* [EXERCISE]:
Each entry below must be repeated word for word.

(Collected data entries)
-- START --
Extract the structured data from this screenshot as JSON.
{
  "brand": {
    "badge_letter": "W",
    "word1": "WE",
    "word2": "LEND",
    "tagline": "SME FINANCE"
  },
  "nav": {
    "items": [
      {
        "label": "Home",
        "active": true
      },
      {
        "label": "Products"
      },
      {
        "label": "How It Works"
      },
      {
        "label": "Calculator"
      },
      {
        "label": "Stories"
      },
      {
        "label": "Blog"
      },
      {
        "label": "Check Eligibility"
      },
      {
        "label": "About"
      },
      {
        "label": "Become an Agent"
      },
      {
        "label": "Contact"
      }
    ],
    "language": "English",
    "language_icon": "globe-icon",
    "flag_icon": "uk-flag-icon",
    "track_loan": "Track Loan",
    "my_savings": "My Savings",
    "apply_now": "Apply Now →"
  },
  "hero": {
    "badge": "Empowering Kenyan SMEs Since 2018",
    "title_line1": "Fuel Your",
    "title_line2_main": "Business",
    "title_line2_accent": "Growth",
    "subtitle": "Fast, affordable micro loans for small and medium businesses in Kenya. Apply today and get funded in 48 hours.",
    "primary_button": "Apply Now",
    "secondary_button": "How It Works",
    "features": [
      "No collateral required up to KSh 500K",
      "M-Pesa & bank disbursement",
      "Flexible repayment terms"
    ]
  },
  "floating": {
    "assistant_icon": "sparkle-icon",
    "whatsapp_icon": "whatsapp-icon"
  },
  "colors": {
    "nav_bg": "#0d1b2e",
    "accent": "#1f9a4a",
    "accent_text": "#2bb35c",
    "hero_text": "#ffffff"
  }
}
-- END --
* [ANSWER FOR THE TASK]:
Extract the structured data from this screenshot as JSON.
{
  "brand": {
    "badge_letter": "W",
    "word1": "WE",
    "word2": "LEND",
    "tagline": "SME FINANCE"
  },
  "nav": {
    "items": [
      {
        "label": "Home",
        "active": true
      },
      {
        "label": "Products"
      },
      {
        "label": "How It Works"
      },
      {
        "label": "Calculator"
      },
      {
        "label": "Stories"
      },
      {
        "label": "Blog"
      },
      {
        "label": "Check Eligibility"
      },
      {
        "label": "About"
      },
      {
        "label": "Become an Agent"
      },
      {
        "label": "Contact"
      }
    ],
    "language": "English",
    "language_icon": "globe-icon",
    "flag_icon": "uk-flag-icon",
    "track_loan": "Track Loan",
    "my_savings": "My Savings",
    "apply_now": "Apply Now →"
  },
  "hero": {
    "badge": "Empowering Kenyan SMEs Since 2018",
    "title_line1": "Fuel Your",
    "title_line2_main": "Business",
    "title_line2_accent": "Growth",
    "subtitle": "Fast, affordable micro loans for small and medium businesses in Kenya. Apply today and get funded in 48 hours.",
    "primary_button": "Apply Now",
    "secondary_button": "How It Works",
    "features": [
      "No collateral required up to KSh 500K",
      "M-Pesa & bank disbursement",
      "Flexible repayment terms"
    ]
  },
  "floating": {
    "assistant_icon": "sparkle-icon",
    "whatsapp_icon": "whatsapp-icon"
  },
  "colors": {
    "nav_bg": "#0d1b2e",
    "accent": "#1f9a4a",
    "accent_text": "#2bb35c",
    "hero_text": "#ffffff"
  }
}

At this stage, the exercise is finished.